■ REQUIRED TASK: Set down all of the data exactly as it appears.

Records from a dataset
......

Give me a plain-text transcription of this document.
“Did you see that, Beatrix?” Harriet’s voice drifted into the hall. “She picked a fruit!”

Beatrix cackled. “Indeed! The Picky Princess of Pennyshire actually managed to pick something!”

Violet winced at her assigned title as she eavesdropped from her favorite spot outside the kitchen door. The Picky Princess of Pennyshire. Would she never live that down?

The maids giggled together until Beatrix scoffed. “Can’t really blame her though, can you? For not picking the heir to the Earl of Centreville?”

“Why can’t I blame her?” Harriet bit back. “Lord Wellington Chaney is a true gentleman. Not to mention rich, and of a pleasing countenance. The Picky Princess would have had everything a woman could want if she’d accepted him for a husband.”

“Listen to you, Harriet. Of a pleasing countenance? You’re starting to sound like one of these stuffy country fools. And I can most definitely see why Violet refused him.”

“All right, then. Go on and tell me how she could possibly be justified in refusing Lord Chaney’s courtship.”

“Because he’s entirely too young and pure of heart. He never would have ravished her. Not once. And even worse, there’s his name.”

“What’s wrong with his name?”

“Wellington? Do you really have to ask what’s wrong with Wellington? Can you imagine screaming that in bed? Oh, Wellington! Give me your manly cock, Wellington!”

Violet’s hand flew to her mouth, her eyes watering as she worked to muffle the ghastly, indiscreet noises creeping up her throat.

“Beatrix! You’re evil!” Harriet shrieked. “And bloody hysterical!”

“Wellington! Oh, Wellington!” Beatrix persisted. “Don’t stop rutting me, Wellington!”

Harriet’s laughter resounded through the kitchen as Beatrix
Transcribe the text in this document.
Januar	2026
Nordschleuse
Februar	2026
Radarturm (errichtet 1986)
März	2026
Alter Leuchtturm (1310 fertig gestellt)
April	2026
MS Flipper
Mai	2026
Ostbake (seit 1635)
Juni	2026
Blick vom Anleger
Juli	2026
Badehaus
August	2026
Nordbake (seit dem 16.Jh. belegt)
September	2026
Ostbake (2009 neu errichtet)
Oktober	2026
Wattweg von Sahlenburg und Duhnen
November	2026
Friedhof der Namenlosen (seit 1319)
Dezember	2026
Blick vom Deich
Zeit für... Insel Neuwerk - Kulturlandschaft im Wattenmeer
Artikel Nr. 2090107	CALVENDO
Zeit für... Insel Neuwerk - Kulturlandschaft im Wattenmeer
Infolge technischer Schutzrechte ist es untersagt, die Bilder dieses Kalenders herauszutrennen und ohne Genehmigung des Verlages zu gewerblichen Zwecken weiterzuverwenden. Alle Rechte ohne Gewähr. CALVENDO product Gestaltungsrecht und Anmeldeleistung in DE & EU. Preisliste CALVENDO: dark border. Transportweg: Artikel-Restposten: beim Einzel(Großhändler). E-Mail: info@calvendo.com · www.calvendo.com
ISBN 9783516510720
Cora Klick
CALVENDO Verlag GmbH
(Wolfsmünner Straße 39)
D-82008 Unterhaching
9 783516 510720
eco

......

■ WRITTEN ANSWER:
Give me a plain-text transcription of this document.
“Did you see that, Beatrix?” Harriet’s voice drifted into the hall. “She picked a fruit!”

Beatrix cackled. “Indeed! The Picky Princess of Pennyshire actually managed to pick something!”

Violet winced at her assigned title as she eavesdropped from her favorite spot outside the kitchen door. The Picky Princess of Pennyshire. Would she never live that down?

The maids giggled together until Beatrix scoffed. “Can’t really blame her though, can you? For not picking the heir to the Earl of Centreville?”

“Why can’t I blame her?” Harriet bit back. “Lord Wellington Chaney is a true gentleman. Not to mention rich, and of a pleasing countenance. The Picky Princess would have had everything a woman could want if she’d accepted him for a husband.”

“Listen to you, Harriet. Of a pleasing countenance? You’re starting to sound like one of these stuffy country fools. And I can most definitely see why Violet refused him.”

“All right, then. Go on and tell me how she could possibly be justified in refusing Lord Chaney’s courtship.”

“Because he’s entirely too young and pure of heart. He never would have ravished her. Not once. And even worse, there’s his name.”

“What’s wrong with his name?”

“Wellington? Do you really have to ask what’s wrong with Wellington? Can you imagine screaming that in bed? Oh, Wellington! Give me your manly cock, Wellington!”

Violet’s hand flew to her mouth, her eyes watering as she worked to muffle the ghastly, indiscreet noises creeping up her throat.

“Beatrix! You’re evil!” Harriet shrieked. “And bloody hysterical!”

“Wellington! Oh, Wellington!” Beatrix persisted. “Don’t stop rutting me, Wellington!”

Harriet’s laughter resounded through the kitchen as Beatrix
Transcribe the text in this document.
Januar	2026
Nordschleuse
Februar	2026
Radarturm (errichtet 1986)
März	2026
Alter Leuchtturm (1310 fertig gestellt)
April	2026
MS Flipper
Mai	2026
Ostbake (seit 1635)
Juni	2026
Blick vom Anleger
Juli	2026
Badehaus
August	2026
Nordbake (seit dem 16.Jh. belegt)
September	2026
Ostbake (2009 neu errichtet)
Oktober	2026
Wattweg von Sahlenburg und Duhnen
November	2026
Friedhof der Namenlosen (seit 1319)
Dezember	2026
Blick vom Deich
Zeit für... Insel Neuwerk - Kulturlandschaft im Wattenmeer
Artikel Nr. 2090107	CALVENDO
Zeit für... Insel Neuwerk - Kulturlandschaft im Wattenmeer
Infolge technischer Schutzrechte ist es untersagt, die Bilder dieses Kalenders herauszutrennen und ohne Genehmigung des Verlages zu gewerblichen Zwecken weiterzuverwenden. Alle Rechte ohne Gewähr. CALVENDO product Gestaltungsrecht und Anmeldeleistung in DE & EU. Preisliste CALVENDO: dark border. Transportweg: Artikel-Restposten: beim Einzel(Großhändler). E-Mail: info@calvendo.com · www.calvendo.com
ISBN 9783516510720
Cora Klick
CALVENDO Verlag GmbH
(Wolfsmünner Straße 39)
D-82008 Unterhaching
9 783516 510720
eco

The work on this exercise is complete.